• _Data for processing_
****************
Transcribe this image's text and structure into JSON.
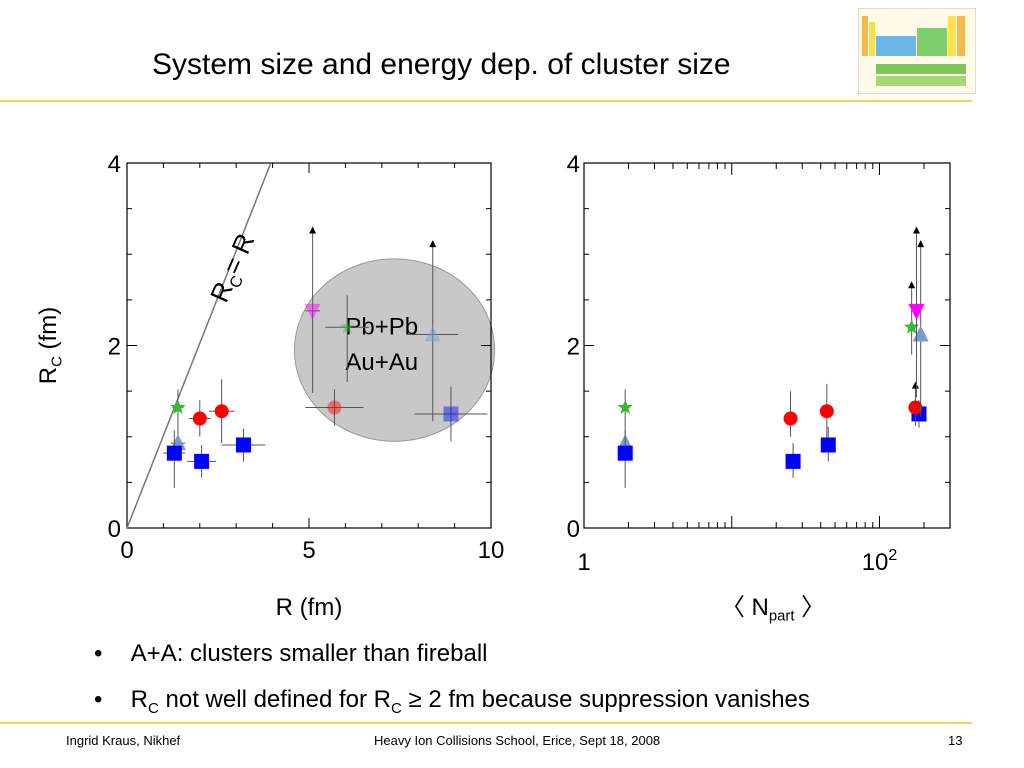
{
  "slide": {
    "title": "System size and energy dep. of cluster size",
    "bullets": [
      {
        "text": "A+A: clusters smaller than fireball"
      },
      {
        "parts": [
          "R",
          "C",
          " not well defined for R",
          "C",
          " ≥ 2 fm because suppression vanishes"
        ]
      }
    ],
    "footer": {
      "author": "Ingrid Kraus, Nikhef",
      "event": "Heavy Ion Collisions School, Erice, Sept 18, 2008",
      "page": "13"
    },
    "colors": {
      "accent_rule": "#f2d35a",
      "circle": "#c8c8c8",
      "red": "#ff0000",
      "blue": "#0000ff",
      "green": "#33bb33",
      "magenta": "#ff00ff",
      "steel": "#7a99cc"
    }
  },
  "chart_data": [
    {
      "type": "scatter",
      "xlabel": "R (fm)",
      "ylabel": [
        "R",
        "C",
        " (fm)"
      ],
      "xlim": [
        0,
        10
      ],
      "ylim": [
        0,
        4
      ],
      "xticks": [
        "0",
        "5",
        "10"
      ],
      "yticks": [
        "0",
        "2",
        "4"
      ],
      "line_label": [
        "R",
        "C",
        "= R"
      ],
      "blob_labels": [
        "Pb+Pb",
        "Au+Au"
      ],
      "line": {
        "x": [
          0,
          3.95
        ],
        "y": [
          0,
          4
        ]
      },
      "blob": {
        "cx": 7.35,
        "cy": 1.95,
        "rx": 2.75,
        "ry": 1.0
      },
      "points": [
        {
          "series": "green-star",
          "x": 1.4,
          "y": 1.32,
          "yerr": [
            0.2,
            0.2
          ],
          "xerr": [
            0.15,
            0.15
          ]
        },
        {
          "series": "steel-triangle",
          "x": 1.4,
          "y": 0.93,
          "yerr": [
            0.2,
            0.2
          ],
          "xerr": [
            0.2,
            0.2
          ]
        },
        {
          "series": "blue-square",
          "x": 1.3,
          "y": 0.82,
          "yerr": [
            0.38,
            0.25
          ],
          "xerr": [
            0.3,
            0.3
          ]
        },
        {
          "series": "red-circle",
          "x": 2.0,
          "y": 1.2,
          "yerr": [
            0.2,
            0.2
          ],
          "xerr": [
            0.3,
            0.3
          ]
        },
        {
          "series": "red-circle",
          "x": 2.6,
          "y": 1.28,
          "yerr": [
            0.35,
            0.35
          ],
          "xerr": [
            0.35,
            0.35
          ]
        },
        {
          "series": "blue-square",
          "x": 2.05,
          "y": 0.73,
          "yerr": [
            0.18,
            0.18
          ],
          "xerr": [
            0.4,
            0.4
          ]
        },
        {
          "series": "blue-square",
          "x": 3.2,
          "y": 0.91,
          "yerr": [
            0.18,
            0.18
          ],
          "xerr": [
            0.6,
            0.6
          ]
        },
        {
          "series": "magenta-triangle-down",
          "x": 5.1,
          "y": 2.38,
          "yerr": [
            0.9,
            0.8
          ],
          "xerr": [
            0.2,
            0.2
          ],
          "lower_limit": true,
          "limit_to": 3.25,
          "faded": true
        },
        {
          "series": "green-star",
          "x": 6.05,
          "y": 2.2,
          "yerr": [
            0.6,
            0.35
          ],
          "xerr": [
            0.6,
            0.6
          ],
          "faded": true
        },
        {
          "series": "red-circle",
          "x": 5.7,
          "y": 1.32,
          "yerr": [
            0.2,
            0.2
          ],
          "xerr": [
            0.8,
            0.8
          ],
          "faded": true
        },
        {
          "series": "steel-triangle",
          "x": 8.4,
          "y": 2.12,
          "yerr": [
            0.95,
            0.8
          ],
          "xerr": [
            0.7,
            0.7
          ],
          "lower_limit": true,
          "limit_to": 3.1,
          "faded": true
        },
        {
          "series": "blue-square",
          "x": 8.9,
          "y": 1.25,
          "yerr": [
            0.3,
            0.3
          ],
          "xerr": [
            1.0,
            1.0
          ],
          "faded": true
        }
      ]
    },
    {
      "type": "scatter",
      "xlabel": [
        "〈 N",
        "part",
        " 〉"
      ],
      "xscale": "log",
      "xlim": [
        1,
        300
      ],
      "ylim": [
        0,
        4
      ],
      "xticks": [
        {
          "base": "1",
          "exp": ""
        },
        {
          "base": "10",
          "exp": "2"
        }
      ],
      "yticks": [
        "0",
        "2",
        "4"
      ],
      "points": [
        {
          "series": "green-star",
          "x": 1.9,
          "y": 1.32,
          "yerr": [
            0.2,
            0.2
          ]
        },
        {
          "series": "steel-triangle",
          "x": 1.9,
          "y": 0.93,
          "yerr": [
            0.2,
            0.2
          ]
        },
        {
          "series": "blue-square",
          "x": 1.9,
          "y": 0.82,
          "yerr": [
            0.38,
            0.25
          ]
        },
        {
          "series": "red-circle",
          "x": 25,
          "y": 1.2,
          "yerr": [
            0.2,
            0.3
          ]
        },
        {
          "series": "blue-square",
          "x": 26,
          "y": 0.73,
          "yerr": [
            0.18,
            0.2
          ]
        },
        {
          "series": "red-circle",
          "x": 44,
          "y": 1.28,
          "yerr": [
            0.3,
            0.3
          ]
        },
        {
          "series": "blue-square",
          "x": 45,
          "y": 0.91,
          "yerr": [
            0.18,
            0.2
          ]
        },
        {
          "series": "blue-square",
          "x": 185,
          "y": 1.25,
          "yerr": [
            0.15,
            0.15
          ]
        },
        {
          "series": "red-circle",
          "x": 175,
          "y": 1.32,
          "yerr": [
            0.2,
            0.2
          ],
          "lower_limit": true,
          "limit_to": 1.55
        },
        {
          "series": "green-star",
          "x": 165,
          "y": 2.2,
          "yerr": [
            0.3,
            0.3
          ],
          "lower_limit": true,
          "limit_to": 2.65
        },
        {
          "series": "steel-triangle",
          "x": 190,
          "y": 2.12,
          "yerr": [
            0.9,
            0.75
          ],
          "lower_limit": true,
          "limit_to": 3.1
        },
        {
          "series": "magenta-triangle-down",
          "x": 178,
          "y": 2.38,
          "yerr": [
            0.95,
            0.8
          ],
          "lower_limit": true,
          "limit_to": 3.25
        }
      ]
    }
  ]
}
****************
• _Task_
Can the entries above be repeated exactly, without their pictures?

• _Answer to the exercise_
Transcribe this image's text and structure into JSON.
{
  "slide": {
    "title": "System size and energy dep. of cluster size",
    "bullets": [
      {
        "text": "A+A: clusters smaller than fireball"
      },
      {
        "parts": [
          "R",
          "C",
          " not well defined for R",
          "C",
          " ≥ 2 fm because suppression vanishes"
        ]
      }
    ],
    "footer": {
      "author": "Ingrid Kraus, Nikhef",
      "event": "Heavy Ion Collisions School, Erice, Sept 18, 2008",
      "page": "13"
    },
    "colors": {
      "accent_rule": "#f2d35a",
      "circle": "#c8c8c8",
      "red": "#ff0000",
      "blue": "#0000ff",
      "green": "#33bb33",
      "magenta": "#ff00ff",
      "steel": "#7a99cc"
    }
  },
  "chart_data": [
    {
      "type": "scatter",
      "xlabel": "R (fm)",
      "ylabel": [
        "R",
        "C",
        " (fm)"
      ],
      "xlim": [
        0,
        10
      ],
      "ylim": [
        0,
        4
      ],
      "xticks": [
        "0",
        "5",
        "10"
      ],
      "yticks": [
        "0",
        "2",
        "4"
      ],
      "line_label": [
        "R",
        "C",
        "= R"
      ],
      "blob_labels": [
        "Pb+Pb",
        "Au+Au"
      ],
      "line": {
        "x": [
          0,
          3.95
        ],
        "y": [
          0,
          4
        ]
      },
      "blob": {
        "cx": 7.35,
        "cy": 1.95,
        "rx": 2.75,
        "ry": 1.0
      },
      "points": [
        {
          "series": "green-star",
          "x": 1.4,
          "y": 1.32,
          "yerr": [
            0.2,
            0.2
          ],
          "xerr": [
            0.15,
            0.15
          ]
        },
        {
          "series": "steel-triangle",
          "x": 1.4,
          "y": 0.93,
          "yerr": [
            0.2,
            0.2
          ],
          "xerr": [
            0.2,
            0.2
          ]
        },
        {
          "series": "blue-square",
          "x": 1.3,
          "y": 0.82,
          "yerr": [
            0.38,
            0.25
          ],
          "xerr": [
            0.3,
            0.3
          ]
        },
        {
          "series": "red-circle",
          "x": 2.0,
          "y": 1.2,
          "yerr": [
            0.2,
            0.2
          ],
          "xerr": [
            0.3,
            0.3
          ]
        },
        {
          "series": "red-circle",
          "x": 2.6,
          "y": 1.28,
          "yerr": [
            0.35,
            0.35
          ],
          "xerr": [
            0.35,
            0.35
          ]
        },
        {
          "series": "blue-square",
          "x": 2.05,
          "y": 0.73,
          "yerr": [
            0.18,
            0.18
          ],
          "xerr": [
            0.4,
            0.4
          ]
        },
        {
          "series": "blue-square",
          "x": 3.2,
          "y": 0.91,
          "yerr": [
            0.18,
            0.18
          ],
          "xerr": [
            0.6,
            0.6
          ]
        },
        {
          "series": "magenta-triangle-down",
          "x": 5.1,
          "y": 2.38,
          "yerr": [
            0.9,
            0.8
          ],
          "xerr": [
            0.2,
            0.2
          ],
          "lower_limit": true,
          "limit_to": 3.25,
          "faded": true
        },
        {
          "series": "green-star",
          "x": 6.05,
          "y": 2.2,
          "yerr": [
            0.6,
            0.35
          ],
          "xerr": [
            0.6,
            0.6
          ],
          "faded": true
        },
        {
          "series": "red-circle",
          "x": 5.7,
          "y": 1.32,
          "yerr": [
            0.2,
            0.2
          ],
          "xerr": [
            0.8,
            0.8
          ],
          "faded": true
        },
        {
          "series": "steel-triangle",
          "x": 8.4,
          "y": 2.12,
          "yerr": [
            0.95,
            0.8
          ],
          "xerr": [
            0.7,
            0.7
          ],
          "lower_limit": true,
          "limit_to": 3.1,
          "faded": true
        },
        {
          "series": "blue-square",
          "x": 8.9,
          "y": 1.25,
          "yerr": [
            0.3,
            0.3
          ],
          "xerr": [
            1.0,
            1.0
          ],
          "faded": true
        }
      ]
    },
    {
      "type": "scatter",
      "xlabel": [
        "〈 N",
        "part",
        " 〉"
      ],
      "xscale": "log",
      "xlim": [
        1,
        300
      ],
      "ylim": [
        0,
        4
      ],
      "xticks": [
        {
          "base": "1",
          "exp": ""
        },
        {
          "base": "10",
          "exp": "2"
        }
      ],
      "yticks": [
        "0",
        "2",
        "4"
      ],
      "points": [
        {
          "series": "green-star",
          "x": 1.9,
          "y": 1.32,
          "yerr": [
            0.2,
            0.2
          ]
        },
        {
          "series": "steel-triangle",
          "x": 1.9,
          "y": 0.93,
          "yerr": [
            0.2,
            0.2
          ]
        },
        {
          "series": "blue-square",
          "x": 1.9,
          "y": 0.82,
          "yerr": [
            0.38,
            0.25
          ]
        },
        {
          "series": "red-circle",
          "x": 25,
          "y": 1.2,
          "yerr": [
            0.2,
            0.3
          ]
        },
        {
          "series": "blue-square",
          "x": 26,
          "y": 0.73,
          "yerr": [
            0.18,
            0.2
          ]
        },
        {
          "series": "red-circle",
          "x": 44,
          "y": 1.28,
          "yerr": [
            0.3,
            0.3
          ]
        },
        {
          "series": "blue-square",
          "x": 45,
          "y": 0.91,
          "yerr": [
            0.18,
            0.2
          ]
        },
        {
          "series": "blue-square",
          "x": 185,
          "y": 1.25,
          "yerr": [
            0.15,
            0.15
          ]
        },
        {
          "series": "red-circle",
          "x": 175,
          "y": 1.32,
          "yerr": [
            0.2,
            0.2
          ],
          "lower_limit": true,
          "limit_to": 1.55
        },
        {
          "series": "green-star",
          "x": 165,
          "y": 2.2,
          "yerr": [
            0.3,
            0.3
          ],
          "lower_limit": true,
          "limit_to": 2.65
        },
        {
          "series": "steel-triangle",
          "x": 190,
          "y": 2.12,
          "yerr": [
            0.9,
            0.75
          ],
          "lower_limit": true,
          "limit_to": 3.1
        },
        {
          "series": "magenta-triangle-down",
          "x": 178,
          "y": 2.38,
          "yerr": [
            0.95,
            0.8
          ],
          "lower_limit": true,
          "limit_to": 3.25
        }
      ]
    }
  ]
}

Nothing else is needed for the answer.